Saved data entries
>> Start
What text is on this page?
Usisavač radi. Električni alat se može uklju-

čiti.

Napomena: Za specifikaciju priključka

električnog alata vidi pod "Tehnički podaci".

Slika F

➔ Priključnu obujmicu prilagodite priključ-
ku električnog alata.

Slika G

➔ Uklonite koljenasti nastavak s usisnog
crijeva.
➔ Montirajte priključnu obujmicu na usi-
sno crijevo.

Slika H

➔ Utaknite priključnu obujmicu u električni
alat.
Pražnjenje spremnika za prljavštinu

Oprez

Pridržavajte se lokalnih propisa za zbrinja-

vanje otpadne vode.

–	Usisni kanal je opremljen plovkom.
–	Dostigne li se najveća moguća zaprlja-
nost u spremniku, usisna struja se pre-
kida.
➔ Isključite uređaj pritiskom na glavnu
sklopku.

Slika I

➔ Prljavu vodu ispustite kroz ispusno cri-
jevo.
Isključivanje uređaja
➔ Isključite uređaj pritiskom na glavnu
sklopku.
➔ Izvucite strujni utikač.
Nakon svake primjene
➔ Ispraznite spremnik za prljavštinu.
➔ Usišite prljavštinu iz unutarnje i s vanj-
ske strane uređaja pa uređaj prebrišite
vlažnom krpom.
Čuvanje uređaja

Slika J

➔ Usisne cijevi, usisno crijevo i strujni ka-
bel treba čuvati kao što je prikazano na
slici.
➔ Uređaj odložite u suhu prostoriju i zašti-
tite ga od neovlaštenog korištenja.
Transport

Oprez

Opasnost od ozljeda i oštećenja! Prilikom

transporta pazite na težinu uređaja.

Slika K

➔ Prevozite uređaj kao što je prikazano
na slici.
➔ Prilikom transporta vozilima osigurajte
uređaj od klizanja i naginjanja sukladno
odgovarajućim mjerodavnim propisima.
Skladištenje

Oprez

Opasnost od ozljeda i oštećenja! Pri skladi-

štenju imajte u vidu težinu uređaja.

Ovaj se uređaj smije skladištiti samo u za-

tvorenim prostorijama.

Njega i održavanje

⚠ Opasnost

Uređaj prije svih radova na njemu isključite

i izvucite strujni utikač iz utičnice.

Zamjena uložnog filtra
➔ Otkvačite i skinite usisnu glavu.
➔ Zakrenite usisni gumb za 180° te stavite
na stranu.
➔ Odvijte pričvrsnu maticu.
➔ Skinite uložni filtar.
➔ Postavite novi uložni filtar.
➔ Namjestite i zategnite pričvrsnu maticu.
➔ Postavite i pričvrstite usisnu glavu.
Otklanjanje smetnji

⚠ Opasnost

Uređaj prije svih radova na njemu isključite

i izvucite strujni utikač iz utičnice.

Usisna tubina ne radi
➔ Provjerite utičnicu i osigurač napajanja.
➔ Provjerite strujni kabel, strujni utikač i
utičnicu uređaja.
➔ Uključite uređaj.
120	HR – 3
>> End
◆ **Do this**
From the listing above, extract all records word for word.

◆ **Output of the exercise**
What text is on this page?
Usisavač radi. Električni alat se može uklju-

čiti.

Napomena: Za specifikaciju priključka

električnog alata vidi pod "Tehnički podaci".

Slika F

➔ Priključnu obujmicu prilagodite priključ-
ku električnog alata.

Slika G

➔ Uklonite koljenasti nastavak s usisnog
crijeva.
➔ Montirajte priključnu obujmicu na usi-
sno crijevo.

Slika H

➔ Utaknite priključnu obujmicu u električni
alat.
Pražnjenje spremnika za prljavštinu

Oprez

Pridržavajte se lokalnih propisa za zbrinja-

vanje otpadne vode.

–	Usisni kanal je opremljen plovkom.
–	Dostigne li se najveća moguća zaprlja-
nost u spremniku, usisna struja se pre-
kida.
➔ Isključite uređaj pritiskom na glavnu
sklopku.

Slika I

➔ Prljavu vodu ispustite kroz ispusno cri-
jevo.
Isključivanje uređaja
➔ Isključite uređaj pritiskom na glavnu
sklopku.
➔ Izvucite strujni utikač.
Nakon svake primjene
➔ Ispraznite spremnik za prljavštinu.
➔ Usišite prljavštinu iz unutarnje i s vanj-
ske strane uređaja pa uređaj prebrišite
vlažnom krpom.
Čuvanje uređaja

Slika J

➔ Usisne cijevi, usisno crijevo i strujni ka-
bel treba čuvati kao što je prikazano na
slici.
➔ Uređaj odložite u suhu prostoriju i zašti-
tite ga od neovlaštenog korištenja.
Transport

Oprez

Opasnost od ozljeda i oštećenja! Prilikom

transporta pazite na težinu uređaja.

Slika K

➔ Prevozite uređaj kao što je prikazano
na slici.
➔ Prilikom transporta vozilima osigurajte
uređaj od klizanja i naginjanja sukladno
odgovarajućim mjerodavnim propisima.
Skladištenje

Oprez

Opasnost od ozljeda i oštećenja! Pri skladi-

štenju imajte u vidu težinu uređaja.

Ovaj se uređaj smije skladištiti samo u za-

tvorenim prostorijama.

Njega i održavanje

⚠ Opasnost

Uređaj prije svih radova na njemu isključite

i izvucite strujni utikač iz utičnice.

Zamjena uložnog filtra
➔ Otkvačite i skinite usisnu glavu.
➔ Zakrenite usisni gumb za 180° te stavite
na stranu.
➔ Odvijte pričvrsnu maticu.
➔ Skinite uložni filtar.
➔ Postavite novi uložni filtar.
➔ Namjestite i zategnite pričvrsnu maticu.
➔ Postavite i pričvrstite usisnu glavu.
Otklanjanje smetnji

⚠ Opasnost

Uređaj prije svih radova na njemu isključite

i izvucite strujni utikač iz utičnice.

Usisna tubina ne radi
➔ Provjerite utičnicu i osigurač napajanja.
➔ Provjerite strujni kabel, strujni utikač i
utičnicu uređaja.
➔ Uključite uređaj.
120	HR – 3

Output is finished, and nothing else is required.